:: Provided entries

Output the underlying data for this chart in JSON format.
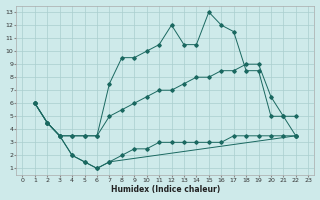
{
  "xlabel": "Humidex (Indice chaleur)",
  "bg_color": "#ceeaea",
  "grid_color": "#aacece",
  "line_color": "#1a6860",
  "xlim": [
    -0.5,
    23.5
  ],
  "ylim": [
    0.5,
    13.5
  ],
  "xticks": [
    0,
    1,
    2,
    3,
    4,
    5,
    6,
    7,
    8,
    9,
    10,
    11,
    12,
    13,
    14,
    15,
    16,
    17,
    18,
    19,
    20,
    21,
    22,
    23
  ],
  "yticks": [
    1,
    2,
    3,
    4,
    5,
    6,
    7,
    8,
    9,
    10,
    11,
    12,
    13
  ],
  "line1_x": [
    1,
    2,
    3,
    4,
    5,
    6,
    7,
    8,
    9,
    10,
    11,
    12,
    13,
    14,
    15,
    16,
    17,
    18,
    19,
    20,
    21,
    22
  ],
  "line1_y": [
    6,
    4.5,
    3.5,
    3.5,
    3.5,
    3.5,
    7.5,
    9.5,
    9.5,
    10,
    10.5,
    12,
    10.5,
    10.5,
    13,
    12,
    11.5,
    8.5,
    8.5,
    5,
    5,
    5
  ],
  "line2_x": [
    1,
    2,
    3,
    4,
    5,
    6,
    7,
    8,
    9,
    10,
    11,
    12,
    13,
    14,
    15,
    16,
    17,
    18,
    19,
    20,
    21,
    22
  ],
  "line2_y": [
    6,
    4.5,
    3.5,
    3.5,
    3.5,
    3.5,
    5,
    5.5,
    6,
    6.5,
    7,
    7,
    7.5,
    8,
    8,
    8.5,
    8.5,
    9,
    9,
    6.5,
    5,
    3.5
  ],
  "line3_x": [
    1,
    2,
    3,
    4,
    5,
    6,
    7,
    22
  ],
  "line3_y": [
    6,
    4.5,
    3.5,
    2,
    1.5,
    1,
    1.5,
    3.5
  ],
  "line4_x": [
    1,
    2,
    3,
    4,
    5,
    6,
    7,
    8,
    9,
    10,
    11,
    12,
    13,
    14,
    15,
    16,
    17,
    18,
    19,
    20,
    21,
    22
  ],
  "line4_y": [
    6,
    4.5,
    3.5,
    2,
    1.5,
    1,
    1.5,
    2,
    2.5,
    2.5,
    3,
    3,
    3,
    3,
    3,
    3,
    3.5,
    3.5,
    3.5,
    3.5,
    3.5,
    3.5
  ]
}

::::

Skipping the pictures, transcribe each line above exactly as it appears.

Output the underlying data for this chart in JSON format.
{
  "xlabel": "Humidex (Indice chaleur)",
  "bg_color": "#ceeaea",
  "grid_color": "#aacece",
  "line_color": "#1a6860",
  "xlim": [
    -0.5,
    23.5
  ],
  "ylim": [
    0.5,
    13.5
  ],
  "xticks": [
    0,
    1,
    2,
    3,
    4,
    5,
    6,
    7,
    8,
    9,
    10,
    11,
    12,
    13,
    14,
    15,
    16,
    17,
    18,
    19,
    20,
    21,
    22,
    23
  ],
  "yticks": [
    1,
    2,
    3,
    4,
    5,
    6,
    7,
    8,
    9,
    10,
    11,
    12,
    13
  ],
  "line1_x": [
    1,
    2,
    3,
    4,
    5,
    6,
    7,
    8,
    9,
    10,
    11,
    12,
    13,
    14,
    15,
    16,
    17,
    18,
    19,
    20,
    21,
    22
  ],
  "line1_y": [
    6,
    4.5,
    3.5,
    3.5,
    3.5,
    3.5,
    7.5,
    9.5,
    9.5,
    10,
    10.5,
    12,
    10.5,
    10.5,
    13,
    12,
    11.5,
    8.5,
    8.5,
    5,
    5,
    5
  ],
  "line2_x": [
    1,
    2,
    3,
    4,
    5,
    6,
    7,
    8,
    9,
    10,
    11,
    12,
    13,
    14,
    15,
    16,
    17,
    18,
    19,
    20,
    21,
    22
  ],
  "line2_y": [
    6,
    4.5,
    3.5,
    3.5,
    3.5,
    3.5,
    5,
    5.5,
    6,
    6.5,
    7,
    7,
    7.5,
    8,
    8,
    8.5,
    8.5,
    9,
    9,
    6.5,
    5,
    3.5
  ],
  "line3_x": [
    1,
    2,
    3,
    4,
    5,
    6,
    7,
    22
  ],
  "line3_y": [
    6,
    4.5,
    3.5,
    2,
    1.5,
    1,
    1.5,
    3.5
  ],
  "line4_x": [
    1,
    2,
    3,
    4,
    5,
    6,
    7,
    8,
    9,
    10,
    11,
    12,
    13,
    14,
    15,
    16,
    17,
    18,
    19,
    20,
    21,
    22
  ],
  "line4_y": [
    6,
    4.5,
    3.5,
    2,
    1.5,
    1,
    1.5,
    2,
    2.5,
    2.5,
    3,
    3,
    3,
    3,
    3,
    3,
    3.5,
    3.5,
    3.5,
    3.5,
    3.5,
    3.5
  ]
}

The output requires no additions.